Your objective: Copy down every line where the string "legend" shows up.
################
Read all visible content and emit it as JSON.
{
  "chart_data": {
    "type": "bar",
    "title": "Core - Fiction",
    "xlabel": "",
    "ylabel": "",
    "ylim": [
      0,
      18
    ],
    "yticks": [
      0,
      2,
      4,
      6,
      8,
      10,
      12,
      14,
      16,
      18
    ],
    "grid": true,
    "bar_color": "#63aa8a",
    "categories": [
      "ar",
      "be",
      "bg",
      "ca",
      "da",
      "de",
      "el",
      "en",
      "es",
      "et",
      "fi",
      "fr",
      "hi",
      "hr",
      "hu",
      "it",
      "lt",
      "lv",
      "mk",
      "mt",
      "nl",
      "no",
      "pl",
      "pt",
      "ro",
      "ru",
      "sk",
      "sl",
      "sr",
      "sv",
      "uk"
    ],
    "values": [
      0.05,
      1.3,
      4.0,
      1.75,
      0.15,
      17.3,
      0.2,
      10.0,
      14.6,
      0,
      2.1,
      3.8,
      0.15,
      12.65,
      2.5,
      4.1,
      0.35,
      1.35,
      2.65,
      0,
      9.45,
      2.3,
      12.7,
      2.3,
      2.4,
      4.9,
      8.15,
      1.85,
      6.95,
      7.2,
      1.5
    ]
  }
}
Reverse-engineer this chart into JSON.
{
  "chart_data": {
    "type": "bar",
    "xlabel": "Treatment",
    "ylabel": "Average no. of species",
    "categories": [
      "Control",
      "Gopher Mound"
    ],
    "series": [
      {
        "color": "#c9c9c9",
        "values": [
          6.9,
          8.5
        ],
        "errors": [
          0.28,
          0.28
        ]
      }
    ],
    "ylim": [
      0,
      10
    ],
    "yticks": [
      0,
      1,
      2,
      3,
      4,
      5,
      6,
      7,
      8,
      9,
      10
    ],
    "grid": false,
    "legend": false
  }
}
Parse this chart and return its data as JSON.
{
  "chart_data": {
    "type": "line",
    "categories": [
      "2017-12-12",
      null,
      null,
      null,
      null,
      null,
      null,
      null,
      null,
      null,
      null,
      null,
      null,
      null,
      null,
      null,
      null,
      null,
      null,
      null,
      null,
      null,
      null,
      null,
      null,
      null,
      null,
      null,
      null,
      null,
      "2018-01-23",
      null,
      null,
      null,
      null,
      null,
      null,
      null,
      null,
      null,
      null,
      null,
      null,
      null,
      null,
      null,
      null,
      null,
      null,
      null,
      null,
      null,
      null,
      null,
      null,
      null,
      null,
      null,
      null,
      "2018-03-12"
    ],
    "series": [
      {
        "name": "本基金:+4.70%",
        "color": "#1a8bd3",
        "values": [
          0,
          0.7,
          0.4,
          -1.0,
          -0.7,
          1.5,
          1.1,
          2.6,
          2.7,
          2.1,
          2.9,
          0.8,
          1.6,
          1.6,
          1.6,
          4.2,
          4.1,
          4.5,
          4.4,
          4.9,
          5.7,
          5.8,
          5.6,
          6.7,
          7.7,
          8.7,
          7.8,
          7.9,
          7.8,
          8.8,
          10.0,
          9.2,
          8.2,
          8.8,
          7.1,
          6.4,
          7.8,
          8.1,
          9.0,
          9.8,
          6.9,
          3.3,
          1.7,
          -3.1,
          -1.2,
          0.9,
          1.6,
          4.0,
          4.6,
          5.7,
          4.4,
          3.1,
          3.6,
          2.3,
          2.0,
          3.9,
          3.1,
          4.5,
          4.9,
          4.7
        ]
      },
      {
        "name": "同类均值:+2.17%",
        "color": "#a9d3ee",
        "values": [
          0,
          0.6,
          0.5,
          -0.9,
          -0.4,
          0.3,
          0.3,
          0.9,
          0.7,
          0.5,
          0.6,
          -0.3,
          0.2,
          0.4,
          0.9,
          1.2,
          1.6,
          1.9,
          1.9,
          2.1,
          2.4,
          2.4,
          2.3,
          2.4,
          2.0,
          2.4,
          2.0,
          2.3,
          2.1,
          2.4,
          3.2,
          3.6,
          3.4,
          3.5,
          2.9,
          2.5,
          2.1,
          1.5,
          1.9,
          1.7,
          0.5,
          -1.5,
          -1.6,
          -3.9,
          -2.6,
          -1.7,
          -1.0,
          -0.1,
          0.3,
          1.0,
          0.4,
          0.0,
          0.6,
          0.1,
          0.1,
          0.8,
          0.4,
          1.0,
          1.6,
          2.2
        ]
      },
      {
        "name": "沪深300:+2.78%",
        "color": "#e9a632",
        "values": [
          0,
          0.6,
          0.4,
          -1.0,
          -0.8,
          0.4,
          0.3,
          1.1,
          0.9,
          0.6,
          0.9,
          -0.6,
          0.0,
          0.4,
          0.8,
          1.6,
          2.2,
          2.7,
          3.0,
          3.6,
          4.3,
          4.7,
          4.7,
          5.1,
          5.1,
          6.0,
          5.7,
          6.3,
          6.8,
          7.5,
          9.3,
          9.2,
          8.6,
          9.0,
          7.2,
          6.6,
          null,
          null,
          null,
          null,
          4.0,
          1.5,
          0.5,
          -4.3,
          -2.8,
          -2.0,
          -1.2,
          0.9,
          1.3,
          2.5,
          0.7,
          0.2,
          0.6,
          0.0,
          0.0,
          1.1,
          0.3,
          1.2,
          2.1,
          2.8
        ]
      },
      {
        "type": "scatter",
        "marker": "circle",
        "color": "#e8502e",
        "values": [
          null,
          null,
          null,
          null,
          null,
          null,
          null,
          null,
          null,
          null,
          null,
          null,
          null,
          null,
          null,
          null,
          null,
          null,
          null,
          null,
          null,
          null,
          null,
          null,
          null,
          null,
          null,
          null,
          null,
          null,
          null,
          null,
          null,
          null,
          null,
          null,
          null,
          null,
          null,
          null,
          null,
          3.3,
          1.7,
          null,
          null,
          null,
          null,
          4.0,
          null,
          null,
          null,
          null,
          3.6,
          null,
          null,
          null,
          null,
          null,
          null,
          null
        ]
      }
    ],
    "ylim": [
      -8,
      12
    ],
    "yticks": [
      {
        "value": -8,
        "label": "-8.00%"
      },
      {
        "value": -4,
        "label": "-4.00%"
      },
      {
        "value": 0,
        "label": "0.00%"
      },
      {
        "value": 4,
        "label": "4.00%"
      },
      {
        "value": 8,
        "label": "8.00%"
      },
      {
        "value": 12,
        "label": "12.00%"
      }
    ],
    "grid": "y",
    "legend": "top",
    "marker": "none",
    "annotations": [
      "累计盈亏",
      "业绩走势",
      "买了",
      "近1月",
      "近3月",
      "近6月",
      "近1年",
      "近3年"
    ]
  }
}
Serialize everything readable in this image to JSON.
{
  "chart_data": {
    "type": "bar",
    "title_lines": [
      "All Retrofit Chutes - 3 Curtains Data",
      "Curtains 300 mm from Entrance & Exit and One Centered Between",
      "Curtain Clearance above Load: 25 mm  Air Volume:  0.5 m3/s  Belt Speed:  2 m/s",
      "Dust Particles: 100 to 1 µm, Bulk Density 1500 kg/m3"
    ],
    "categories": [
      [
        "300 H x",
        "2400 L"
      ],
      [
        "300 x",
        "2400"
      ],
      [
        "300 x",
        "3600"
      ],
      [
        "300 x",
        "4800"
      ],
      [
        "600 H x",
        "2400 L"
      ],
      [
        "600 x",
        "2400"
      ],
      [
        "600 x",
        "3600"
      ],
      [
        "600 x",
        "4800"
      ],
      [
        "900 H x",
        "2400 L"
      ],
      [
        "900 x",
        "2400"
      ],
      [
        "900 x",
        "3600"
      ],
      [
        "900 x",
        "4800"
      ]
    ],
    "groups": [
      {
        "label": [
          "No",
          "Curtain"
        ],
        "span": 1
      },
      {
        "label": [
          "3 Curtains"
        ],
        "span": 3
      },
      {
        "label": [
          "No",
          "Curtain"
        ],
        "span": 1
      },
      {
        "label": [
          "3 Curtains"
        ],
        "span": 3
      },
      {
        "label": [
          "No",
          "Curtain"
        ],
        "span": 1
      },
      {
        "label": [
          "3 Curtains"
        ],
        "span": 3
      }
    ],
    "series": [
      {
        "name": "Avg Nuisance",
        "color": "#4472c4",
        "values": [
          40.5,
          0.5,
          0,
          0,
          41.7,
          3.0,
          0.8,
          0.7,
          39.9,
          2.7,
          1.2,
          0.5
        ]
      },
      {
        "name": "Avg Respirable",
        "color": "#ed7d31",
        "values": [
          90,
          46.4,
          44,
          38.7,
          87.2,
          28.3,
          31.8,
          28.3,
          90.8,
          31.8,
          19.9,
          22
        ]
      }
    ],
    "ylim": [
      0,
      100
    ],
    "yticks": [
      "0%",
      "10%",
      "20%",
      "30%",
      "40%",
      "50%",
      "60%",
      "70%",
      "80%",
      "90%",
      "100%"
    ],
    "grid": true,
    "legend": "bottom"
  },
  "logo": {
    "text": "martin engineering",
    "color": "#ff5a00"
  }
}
################
Finished task:
    "legend": false
    "legend": "top",
    "legend": "bottom"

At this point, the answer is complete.